__Exercise__. Show all lines from the data that include the word "Lower".

(Dataset listings of figures)

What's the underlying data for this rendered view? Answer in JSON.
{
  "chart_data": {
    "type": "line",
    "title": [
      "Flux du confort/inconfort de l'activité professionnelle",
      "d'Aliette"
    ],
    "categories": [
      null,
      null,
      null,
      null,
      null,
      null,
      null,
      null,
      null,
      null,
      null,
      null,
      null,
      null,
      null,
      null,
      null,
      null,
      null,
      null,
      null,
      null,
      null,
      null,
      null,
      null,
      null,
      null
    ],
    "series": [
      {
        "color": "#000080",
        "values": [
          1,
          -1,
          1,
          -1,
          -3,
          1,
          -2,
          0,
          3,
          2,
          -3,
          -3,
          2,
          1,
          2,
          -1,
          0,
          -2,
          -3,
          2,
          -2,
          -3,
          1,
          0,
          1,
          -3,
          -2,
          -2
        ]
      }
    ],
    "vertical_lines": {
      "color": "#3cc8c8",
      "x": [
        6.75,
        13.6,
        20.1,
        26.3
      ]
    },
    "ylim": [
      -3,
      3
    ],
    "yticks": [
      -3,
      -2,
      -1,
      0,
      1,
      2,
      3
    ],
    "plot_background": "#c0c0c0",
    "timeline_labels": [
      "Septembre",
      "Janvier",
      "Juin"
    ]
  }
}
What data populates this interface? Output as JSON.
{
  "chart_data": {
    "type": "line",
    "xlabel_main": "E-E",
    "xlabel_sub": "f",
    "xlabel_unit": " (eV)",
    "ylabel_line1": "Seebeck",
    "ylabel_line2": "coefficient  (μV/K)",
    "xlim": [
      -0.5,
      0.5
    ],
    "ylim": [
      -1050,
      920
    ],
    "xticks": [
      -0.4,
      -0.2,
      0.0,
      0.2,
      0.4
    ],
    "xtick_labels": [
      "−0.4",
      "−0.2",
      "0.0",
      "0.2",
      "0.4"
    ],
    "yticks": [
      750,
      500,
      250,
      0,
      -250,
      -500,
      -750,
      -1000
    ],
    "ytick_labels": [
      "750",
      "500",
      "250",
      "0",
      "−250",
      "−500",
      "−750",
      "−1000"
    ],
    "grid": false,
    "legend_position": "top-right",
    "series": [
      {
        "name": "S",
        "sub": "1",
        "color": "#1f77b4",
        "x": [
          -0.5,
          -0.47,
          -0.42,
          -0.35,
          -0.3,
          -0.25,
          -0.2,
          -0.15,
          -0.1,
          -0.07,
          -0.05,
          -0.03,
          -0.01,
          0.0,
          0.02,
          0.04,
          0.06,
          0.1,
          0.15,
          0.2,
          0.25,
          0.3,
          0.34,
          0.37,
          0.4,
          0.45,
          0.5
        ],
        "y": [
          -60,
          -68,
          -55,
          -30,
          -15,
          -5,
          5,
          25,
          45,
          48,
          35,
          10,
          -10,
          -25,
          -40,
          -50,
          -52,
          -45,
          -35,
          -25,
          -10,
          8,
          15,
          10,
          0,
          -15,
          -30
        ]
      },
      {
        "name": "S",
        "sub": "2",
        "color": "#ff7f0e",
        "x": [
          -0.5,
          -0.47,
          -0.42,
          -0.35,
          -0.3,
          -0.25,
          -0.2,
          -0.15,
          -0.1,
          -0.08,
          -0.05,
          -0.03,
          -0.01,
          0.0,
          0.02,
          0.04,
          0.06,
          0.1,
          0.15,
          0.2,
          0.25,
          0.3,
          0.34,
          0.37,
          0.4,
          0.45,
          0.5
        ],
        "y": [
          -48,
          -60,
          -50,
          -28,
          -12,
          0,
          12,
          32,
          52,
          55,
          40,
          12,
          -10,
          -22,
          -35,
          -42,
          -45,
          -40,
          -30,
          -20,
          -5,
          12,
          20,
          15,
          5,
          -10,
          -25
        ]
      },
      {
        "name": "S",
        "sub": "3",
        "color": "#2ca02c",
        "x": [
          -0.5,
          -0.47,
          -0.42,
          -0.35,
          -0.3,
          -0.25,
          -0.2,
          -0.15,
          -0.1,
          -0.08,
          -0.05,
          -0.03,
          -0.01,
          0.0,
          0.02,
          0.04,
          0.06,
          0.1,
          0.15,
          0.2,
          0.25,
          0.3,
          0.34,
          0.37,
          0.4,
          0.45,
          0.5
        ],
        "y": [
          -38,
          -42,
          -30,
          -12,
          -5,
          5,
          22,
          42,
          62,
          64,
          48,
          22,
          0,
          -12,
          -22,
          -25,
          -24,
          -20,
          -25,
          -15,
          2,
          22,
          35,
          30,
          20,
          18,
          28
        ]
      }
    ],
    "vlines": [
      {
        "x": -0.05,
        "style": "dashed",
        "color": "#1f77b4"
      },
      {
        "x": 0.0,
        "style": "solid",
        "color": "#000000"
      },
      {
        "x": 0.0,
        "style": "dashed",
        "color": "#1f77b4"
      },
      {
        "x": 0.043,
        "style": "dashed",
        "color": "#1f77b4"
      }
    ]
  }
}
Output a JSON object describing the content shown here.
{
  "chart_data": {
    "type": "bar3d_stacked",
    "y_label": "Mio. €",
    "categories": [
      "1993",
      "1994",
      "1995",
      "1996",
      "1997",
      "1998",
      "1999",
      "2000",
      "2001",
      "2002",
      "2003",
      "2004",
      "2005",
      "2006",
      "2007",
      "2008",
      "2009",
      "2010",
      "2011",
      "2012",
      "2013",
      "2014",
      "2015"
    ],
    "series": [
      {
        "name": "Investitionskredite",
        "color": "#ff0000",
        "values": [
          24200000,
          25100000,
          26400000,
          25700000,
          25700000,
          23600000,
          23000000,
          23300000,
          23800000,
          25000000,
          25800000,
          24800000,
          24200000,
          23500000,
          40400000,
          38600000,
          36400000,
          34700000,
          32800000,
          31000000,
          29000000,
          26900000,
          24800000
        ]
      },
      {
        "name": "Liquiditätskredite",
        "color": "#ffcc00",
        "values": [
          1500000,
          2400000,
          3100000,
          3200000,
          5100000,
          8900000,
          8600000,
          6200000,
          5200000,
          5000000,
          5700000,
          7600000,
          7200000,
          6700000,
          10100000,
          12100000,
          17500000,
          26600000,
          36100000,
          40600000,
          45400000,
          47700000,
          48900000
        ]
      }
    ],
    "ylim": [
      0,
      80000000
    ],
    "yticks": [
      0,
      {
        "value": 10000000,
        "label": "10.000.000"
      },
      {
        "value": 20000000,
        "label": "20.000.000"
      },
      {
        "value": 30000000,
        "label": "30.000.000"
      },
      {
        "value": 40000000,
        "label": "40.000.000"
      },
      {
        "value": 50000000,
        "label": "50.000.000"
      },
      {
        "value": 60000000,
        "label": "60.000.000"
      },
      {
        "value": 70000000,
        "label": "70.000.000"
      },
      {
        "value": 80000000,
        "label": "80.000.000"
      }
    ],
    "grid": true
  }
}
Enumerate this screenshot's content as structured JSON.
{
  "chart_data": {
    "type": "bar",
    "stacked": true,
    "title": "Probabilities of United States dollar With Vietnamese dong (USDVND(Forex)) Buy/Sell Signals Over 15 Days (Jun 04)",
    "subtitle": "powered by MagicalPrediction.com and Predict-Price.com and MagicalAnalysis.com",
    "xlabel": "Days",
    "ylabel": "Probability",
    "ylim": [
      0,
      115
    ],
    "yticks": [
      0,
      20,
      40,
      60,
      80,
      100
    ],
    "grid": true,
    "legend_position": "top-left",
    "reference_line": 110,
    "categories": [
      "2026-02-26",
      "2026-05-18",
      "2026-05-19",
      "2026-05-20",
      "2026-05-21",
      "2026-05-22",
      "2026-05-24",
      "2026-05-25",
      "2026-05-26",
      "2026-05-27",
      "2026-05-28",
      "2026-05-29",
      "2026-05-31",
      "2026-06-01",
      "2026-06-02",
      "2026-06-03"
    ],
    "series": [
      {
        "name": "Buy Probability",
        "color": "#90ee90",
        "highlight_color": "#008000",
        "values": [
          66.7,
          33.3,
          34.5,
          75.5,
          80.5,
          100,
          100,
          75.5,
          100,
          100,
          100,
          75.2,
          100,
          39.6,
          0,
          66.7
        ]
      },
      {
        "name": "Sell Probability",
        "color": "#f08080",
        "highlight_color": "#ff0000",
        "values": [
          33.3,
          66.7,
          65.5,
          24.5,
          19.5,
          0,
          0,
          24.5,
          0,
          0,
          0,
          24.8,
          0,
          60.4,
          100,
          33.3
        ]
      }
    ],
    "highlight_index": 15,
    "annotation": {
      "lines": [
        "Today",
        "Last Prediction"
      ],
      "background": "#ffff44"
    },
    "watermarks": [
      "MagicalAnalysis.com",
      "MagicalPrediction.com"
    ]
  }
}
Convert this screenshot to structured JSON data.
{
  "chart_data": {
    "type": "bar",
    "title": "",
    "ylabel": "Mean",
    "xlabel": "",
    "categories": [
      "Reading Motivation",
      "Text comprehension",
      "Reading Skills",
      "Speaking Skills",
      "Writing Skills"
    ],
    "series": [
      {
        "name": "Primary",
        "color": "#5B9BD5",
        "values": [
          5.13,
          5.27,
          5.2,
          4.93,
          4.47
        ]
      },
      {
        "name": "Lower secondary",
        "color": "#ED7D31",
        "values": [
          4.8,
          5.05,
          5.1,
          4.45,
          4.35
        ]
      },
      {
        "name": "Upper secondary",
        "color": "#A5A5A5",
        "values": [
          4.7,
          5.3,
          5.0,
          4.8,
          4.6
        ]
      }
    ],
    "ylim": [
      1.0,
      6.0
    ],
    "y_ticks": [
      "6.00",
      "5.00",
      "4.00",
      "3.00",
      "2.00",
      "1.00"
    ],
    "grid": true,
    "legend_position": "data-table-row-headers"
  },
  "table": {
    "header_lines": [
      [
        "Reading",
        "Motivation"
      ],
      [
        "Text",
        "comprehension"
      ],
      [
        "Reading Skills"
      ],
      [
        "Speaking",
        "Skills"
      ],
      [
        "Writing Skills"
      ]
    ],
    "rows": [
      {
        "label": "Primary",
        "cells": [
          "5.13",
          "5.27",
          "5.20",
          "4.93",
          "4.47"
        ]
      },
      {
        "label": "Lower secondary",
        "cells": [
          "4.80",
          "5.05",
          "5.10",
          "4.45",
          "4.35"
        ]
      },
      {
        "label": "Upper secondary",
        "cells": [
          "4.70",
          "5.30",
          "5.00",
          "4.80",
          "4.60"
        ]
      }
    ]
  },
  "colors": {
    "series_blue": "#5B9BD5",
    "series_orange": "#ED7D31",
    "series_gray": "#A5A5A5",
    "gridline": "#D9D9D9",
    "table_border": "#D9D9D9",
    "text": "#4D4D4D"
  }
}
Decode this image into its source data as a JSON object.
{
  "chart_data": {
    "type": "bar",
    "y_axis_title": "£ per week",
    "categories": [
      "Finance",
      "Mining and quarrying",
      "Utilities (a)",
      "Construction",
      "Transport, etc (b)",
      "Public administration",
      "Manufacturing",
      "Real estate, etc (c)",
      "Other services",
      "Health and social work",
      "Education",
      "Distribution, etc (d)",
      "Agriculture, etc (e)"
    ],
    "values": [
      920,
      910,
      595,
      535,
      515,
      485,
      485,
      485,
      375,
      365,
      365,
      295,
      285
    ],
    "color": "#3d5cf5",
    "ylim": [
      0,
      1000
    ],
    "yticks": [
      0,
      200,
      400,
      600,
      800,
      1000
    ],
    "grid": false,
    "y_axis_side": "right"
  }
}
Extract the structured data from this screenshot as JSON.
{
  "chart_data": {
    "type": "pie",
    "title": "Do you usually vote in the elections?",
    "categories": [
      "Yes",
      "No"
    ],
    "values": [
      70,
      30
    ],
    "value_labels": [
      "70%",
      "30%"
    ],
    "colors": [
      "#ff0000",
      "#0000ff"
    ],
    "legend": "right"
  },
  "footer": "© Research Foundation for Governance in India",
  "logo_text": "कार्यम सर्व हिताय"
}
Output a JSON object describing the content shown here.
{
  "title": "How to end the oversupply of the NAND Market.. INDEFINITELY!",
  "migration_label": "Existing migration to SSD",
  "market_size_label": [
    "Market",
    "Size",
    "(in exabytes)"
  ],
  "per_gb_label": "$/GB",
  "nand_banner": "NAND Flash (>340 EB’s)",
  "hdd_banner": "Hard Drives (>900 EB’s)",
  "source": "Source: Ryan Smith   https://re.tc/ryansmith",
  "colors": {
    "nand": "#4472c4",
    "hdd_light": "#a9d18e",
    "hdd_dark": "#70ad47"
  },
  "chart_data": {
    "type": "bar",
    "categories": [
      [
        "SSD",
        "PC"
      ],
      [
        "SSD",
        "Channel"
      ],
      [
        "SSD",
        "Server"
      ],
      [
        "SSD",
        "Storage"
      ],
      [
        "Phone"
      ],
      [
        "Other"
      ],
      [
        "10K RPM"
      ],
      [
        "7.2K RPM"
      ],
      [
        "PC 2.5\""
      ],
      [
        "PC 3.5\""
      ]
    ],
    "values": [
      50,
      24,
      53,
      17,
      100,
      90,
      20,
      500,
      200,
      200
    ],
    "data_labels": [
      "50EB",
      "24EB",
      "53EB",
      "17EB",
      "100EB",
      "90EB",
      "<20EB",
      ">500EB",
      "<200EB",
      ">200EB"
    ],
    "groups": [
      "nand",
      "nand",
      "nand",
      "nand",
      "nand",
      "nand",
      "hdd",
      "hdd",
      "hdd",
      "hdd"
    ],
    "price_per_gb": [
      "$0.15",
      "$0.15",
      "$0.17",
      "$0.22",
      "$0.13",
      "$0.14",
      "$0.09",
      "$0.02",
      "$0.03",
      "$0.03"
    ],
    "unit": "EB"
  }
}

__Response to this task__.
        "name": "Lower secondary",
        "label": "Lower secondary",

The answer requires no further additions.